━━━ Record list

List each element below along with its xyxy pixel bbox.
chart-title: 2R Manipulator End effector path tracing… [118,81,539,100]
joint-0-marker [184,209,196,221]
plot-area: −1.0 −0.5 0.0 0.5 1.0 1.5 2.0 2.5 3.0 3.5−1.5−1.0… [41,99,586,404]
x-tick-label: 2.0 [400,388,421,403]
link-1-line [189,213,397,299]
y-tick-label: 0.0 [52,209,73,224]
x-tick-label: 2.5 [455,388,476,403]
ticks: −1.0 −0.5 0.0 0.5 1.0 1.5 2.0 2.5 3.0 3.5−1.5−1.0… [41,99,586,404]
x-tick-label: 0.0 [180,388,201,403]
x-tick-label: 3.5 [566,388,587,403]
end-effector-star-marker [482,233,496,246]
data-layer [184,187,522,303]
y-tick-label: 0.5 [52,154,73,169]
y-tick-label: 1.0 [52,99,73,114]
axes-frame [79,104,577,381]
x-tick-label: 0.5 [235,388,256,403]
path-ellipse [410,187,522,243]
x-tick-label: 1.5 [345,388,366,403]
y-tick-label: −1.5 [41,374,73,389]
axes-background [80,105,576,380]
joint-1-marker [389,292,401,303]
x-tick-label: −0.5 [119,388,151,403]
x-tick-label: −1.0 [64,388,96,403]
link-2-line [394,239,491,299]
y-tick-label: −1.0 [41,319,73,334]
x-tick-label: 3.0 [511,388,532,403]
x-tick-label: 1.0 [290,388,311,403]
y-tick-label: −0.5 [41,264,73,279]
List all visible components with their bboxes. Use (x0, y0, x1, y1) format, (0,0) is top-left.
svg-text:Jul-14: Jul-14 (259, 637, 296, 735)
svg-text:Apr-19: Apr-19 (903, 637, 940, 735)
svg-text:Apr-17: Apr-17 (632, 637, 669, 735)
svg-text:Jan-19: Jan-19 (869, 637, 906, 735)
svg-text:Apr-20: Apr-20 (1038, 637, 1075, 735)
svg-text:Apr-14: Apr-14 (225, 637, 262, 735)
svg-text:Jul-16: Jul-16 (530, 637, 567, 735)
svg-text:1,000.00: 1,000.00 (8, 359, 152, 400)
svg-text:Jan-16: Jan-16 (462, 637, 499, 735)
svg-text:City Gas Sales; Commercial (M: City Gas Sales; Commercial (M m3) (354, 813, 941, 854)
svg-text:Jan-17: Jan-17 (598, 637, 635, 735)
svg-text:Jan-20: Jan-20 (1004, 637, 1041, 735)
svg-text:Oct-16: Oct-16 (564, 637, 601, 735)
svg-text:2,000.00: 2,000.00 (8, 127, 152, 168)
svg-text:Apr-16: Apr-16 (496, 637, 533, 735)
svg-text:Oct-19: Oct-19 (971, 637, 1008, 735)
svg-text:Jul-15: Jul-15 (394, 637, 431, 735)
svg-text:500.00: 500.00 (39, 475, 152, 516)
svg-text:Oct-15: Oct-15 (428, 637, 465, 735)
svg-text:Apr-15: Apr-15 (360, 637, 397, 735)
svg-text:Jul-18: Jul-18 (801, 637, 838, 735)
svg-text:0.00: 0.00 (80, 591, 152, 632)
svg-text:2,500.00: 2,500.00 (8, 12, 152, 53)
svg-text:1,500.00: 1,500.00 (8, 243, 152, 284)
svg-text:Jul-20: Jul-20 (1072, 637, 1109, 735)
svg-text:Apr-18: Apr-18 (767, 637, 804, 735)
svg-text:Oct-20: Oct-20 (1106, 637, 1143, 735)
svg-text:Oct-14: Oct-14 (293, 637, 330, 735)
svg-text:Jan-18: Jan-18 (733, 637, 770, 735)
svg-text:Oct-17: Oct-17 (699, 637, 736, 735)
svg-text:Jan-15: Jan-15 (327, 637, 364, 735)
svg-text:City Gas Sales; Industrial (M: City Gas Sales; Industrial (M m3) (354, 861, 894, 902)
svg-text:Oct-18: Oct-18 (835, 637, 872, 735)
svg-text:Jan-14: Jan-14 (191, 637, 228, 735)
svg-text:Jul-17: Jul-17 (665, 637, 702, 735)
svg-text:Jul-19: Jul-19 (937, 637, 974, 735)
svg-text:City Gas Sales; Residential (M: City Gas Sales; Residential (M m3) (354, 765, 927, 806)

━━━━━━

What you have to do: Arrange every line of the data above as a Markdown table with two columns, "No." for the row number and "Entry" for the line itself, and skip any blank lines.

Result below:
| No. | Entry |
|---|---|
| 1 | List each element below along with its xyxy pixel bbox. |
| 2 | chart-title: 2R Manipulator End effector path tracing… [118,81,539,100] |
| 3 | joint-0-marker [184,209,196,221] |
| 4 | plot-area: −1.0 −0.5 0.0 0.5 1.0 1.5 2.0 2.5 3.0 3.5−1.5−1.0… [41,99,586,404] |
| 5 | x-tick-label: 2.0 [400,388,421,403] |
| 6 | link-1-line [189,213,397,299] |
| 7 | y-tick-label: 0.0 [52,209,73,224] |
| 8 | x-tick-label: 2.5 [455,388,476,403] |
| 9 | ticks: −1.0 −0.5 0.0 0.5 1.0 1.5 2.0 2.5 3.0 3.5−1.5−1.0… [41,99,586,404] |
| 10 | x-tick-label: 0.0 [180,388,201,403] |
| 11 | x-tick-label: 3.5 [566,388,587,403] |
| 12 | end-effector-star-marker [482,233,496,246] |
| 13 | data-layer [184,187,522,303] |
| 14 | y-tick-label: 0.5 [52,154,73,169] |
| 15 | y-tick-label: 1.0 [52,99,73,114] |
| 16 | axes-frame [79,104,577,381] |
| 17 | x-tick-label: 0.5 [235,388,256,403] |
| 18 | path-ellipse [410,187,522,243] |
| 19 | x-tick-label: 1.5 [345,388,366,403] |
| 20 | y-tick-label: −1.5 [41,374,73,389] |
| 21 | axes-background [80,105,576,380] |
| 22 | joint-1-marker [389,292,401,303] |
| 23 | x-tick-label: −0.5 [119,388,151,403] |
| 24 | x-tick-label: −1.0 [64,388,96,403] |
| 25 | link-2-line [394,239,491,299] |
| 26 | y-tick-label: −1.0 [41,319,73,334] |
| 27 | x-tick-label: 3.0 [511,388,532,403] |
| 28 | x-tick-label: 1.0 [290,388,311,403] |
| 29 | y-tick-label: −0.5 [41,264,73,279] |
| 30 | List all visible components with their bboxes. Use (x0, y0, x1, y1) format, (0,0) is top-left. |
| 31 | svg-text:Jul-14: Jul-14 (259, 637, 296, 735) |
| 32 | svg-text:Apr-19: Apr-19 (903, 637, 940, 735) |
| 33 | svg-text:Apr-17: Apr-17 (632, 637, 669, 735) |
| 34 | svg-text:Jan-19: Jan-19 (869, 637, 906, 735) |
| 35 | svg-text:Apr-20: Apr-20 (1038, 637, 1075, 735) |
| 36 | svg-text:Apr-14: Apr-14 (225, 637, 262, 735) |
| 37 | svg-text:Jul-16: Jul-16 (530, 637, 567, 735) |
| 38 | svg-text:1,000.00: 1,000.00 (8, 359, 152, 400) |
| 39 | svg-text:Jan-16: Jan-16 (462, 637, 499, 735) |
| 40 | svg-text:City Gas Sales; Commercial (M: City Gas Sales; Commercial (M m3) (354, 813, 941, 854) |
| 41 | svg-text:Jan-17: Jan-17 (598, 637, 635, 735) |
| 42 | svg-text:Jan-20: Jan-20 (1004, 637, 1041, 735) |
| 43 | svg-text:Oct-16: Oct-16 (564, 637, 601, 735) |
| 44 | svg-text:2,000.00: 2,000.00 (8, 127, 152, 168) |
| 45 | svg-text:Apr-16: Apr-16 (496, 637, 533, 735) |
| 46 | svg-text:Oct-19: Oct-19 (971, 637, 1008, 735) |
| 47 | svg-text:Jul-15: Jul-15 (394, 637, 431, 735) |
| 48 | svg-text:500.00: 500.00 (39, 475, 152, 516) |
| 49 | svg-text:Oct-15: Oct-15 (428, 637, 465, 735) |
| 50 | svg-text:Apr-15: Apr-15 (360, 637, 397, 735) |
| 51 | svg-text:Jul-18: Jul-18 (801, 637, 838, 735) |
| 52 | svg-text:0.00: 0.00 (80, 591, 152, 632) |
| 53 | svg-text:2,500.00: 2,500.00 (8, 12, 152, 53) |
| 54 | svg-text:1,500.00: 1,500.00 (8, 243, 152, 284) |
| 55 | svg-text:Jul-20: Jul-20 (1072, 637, 1109, 735) |
| 56 | svg-text:Apr-18: Apr-18 (767, 637, 804, 735) |
| 57 | svg-text:Oct-20: Oct-20 (1106, 637, 1143, 735) |
| 58 | svg-text:Oct-14: Oct-14 (293, 637, 330, 735) |
| 59 | svg-text:Jan-18: Jan-18 (733, 637, 770, 735) |
| 60 | svg-text:Oct-17: Oct-17 (699, 637, 736, 735) |
| 61 | svg-text:Jan-15: Jan-15 (327, 637, 364, 735) |
| 62 | svg-text:City Gas Sales; Industrial (M: City Gas Sales; Industrial (M m3) (354, 861, 894, 902) |
| 63 | svg-text:Oct-18: Oct-18 (835, 637, 872, 735) |
| 64 | svg-text:Jan-14: Jan-14 (191, 637, 228, 735) |
| 65 | svg-text:Jul-17: Jul-17 (665, 637, 702, 735) |
| 66 | svg-text:Jul-19: Jul-19 (937, 637, 974, 735) |
| 67 | svg-text:City Gas Sales; Residential (M: City Gas Sales; Residential (M m3) (354, 765, 927, 806) |